Recorded data
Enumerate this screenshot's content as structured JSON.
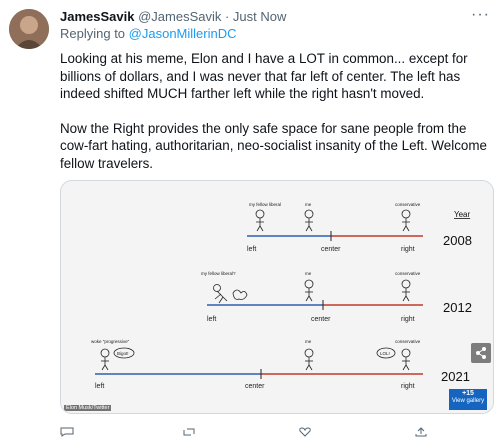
{
  "tweet": {
    "author_name": "JamesSavik",
    "handle": "@JamesSavik",
    "separator": " · ",
    "timestamp": "Just Now",
    "replying_prefix": "Replying to ",
    "replying_to": "@JasonMillerinDC",
    "more_label": "···",
    "paragraph1": "Looking at his meme, Elon and I have a LOT in common... except for billions of dollars, and I was never that far left of center. The left has indeed shifted MUCH farther left while the right hasn't moved.",
    "paragraph2": "Now the Right provides the only safe space for sane people from the cow-fart hating, authoritarian, neo-socialist insanity of the Left. Welcome fellow travelers."
  },
  "meme": {
    "year_header": "Year",
    "rows": [
      {
        "year": "2008",
        "left": "left",
        "center": "center",
        "right": "right",
        "labels": [
          "my fellow liberal",
          "me",
          "conservative"
        ]
      },
      {
        "year": "2012",
        "left": "left",
        "center": "center",
        "right": "right",
        "labels": [
          "my fellow liberal?",
          "me",
          "conservative"
        ]
      },
      {
        "year": "2021",
        "left": "left",
        "center": "center",
        "right": "right",
        "labels": [
          "woke \"progressive\"",
          "me",
          "conservative"
        ],
        "bubbles": [
          "Bigot!",
          "LOL!"
        ]
      }
    ],
    "credit": "Elon Musk/Twitter",
    "gallery_count": "+15",
    "gallery_label": "View gallery",
    "colors": {
      "left_line": "#2f5fb0",
      "right_line": "#c0392b",
      "gallery": "#1565c0"
    }
  },
  "actions": [
    "reply-icon",
    "retweet-icon",
    "like-icon",
    "share-icon"
  ]
}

The problem
Pictures are not part of the copy; reproduce everything else in the records exactly.

Correct response
Enumerate this screenshot's content as structured JSON.
{
  "tweet": {
    "author_name": "JamesSavik",
    "handle": "@JamesSavik",
    "separator": " · ",
    "timestamp": "Just Now",
    "replying_prefix": "Replying to ",
    "replying_to": "@JasonMillerinDC",
    "more_label": "···",
    "paragraph1": "Looking at his meme, Elon and I have a LOT in common... except for billions of dollars, and I was never that far left of center. The left has indeed shifted MUCH farther left while the right hasn't moved.",
    "paragraph2": "Now the Right provides the only safe space for sane people from the cow-fart hating, authoritarian, neo-socialist insanity of the Left. Welcome fellow travelers."
  },
  "meme": {
    "year_header": "Year",
    "rows": [
      {
        "year": "2008",
        "left": "left",
        "center": "center",
        "right": "right",
        "labels": [
          "my fellow liberal",
          "me",
          "conservative"
        ]
      },
      {
        "year": "2012",
        "left": "left",
        "center": "center",
        "right": "right",
        "labels": [
          "my fellow liberal?",
          "me",
          "conservative"
        ]
      },
      {
        "year": "2021",
        "left": "left",
        "center": "center",
        "right": "right",
        "labels": [
          "woke \"progressive\"",
          "me",
          "conservative"
        ],
        "bubbles": [
          "Bigot!",
          "LOL!"
        ]
      }
    ],
    "credit": "Elon Musk/Twitter",
    "gallery_count": "+15",
    "gallery_label": "View gallery",
    "colors": {
      "left_line": "#2f5fb0",
      "right_line": "#c0392b",
      "gallery": "#1565c0"
    }
  },
  "actions": [
    "reply-icon",
    "retweet-icon",
    "like-icon",
    "share-icon"
  ]
}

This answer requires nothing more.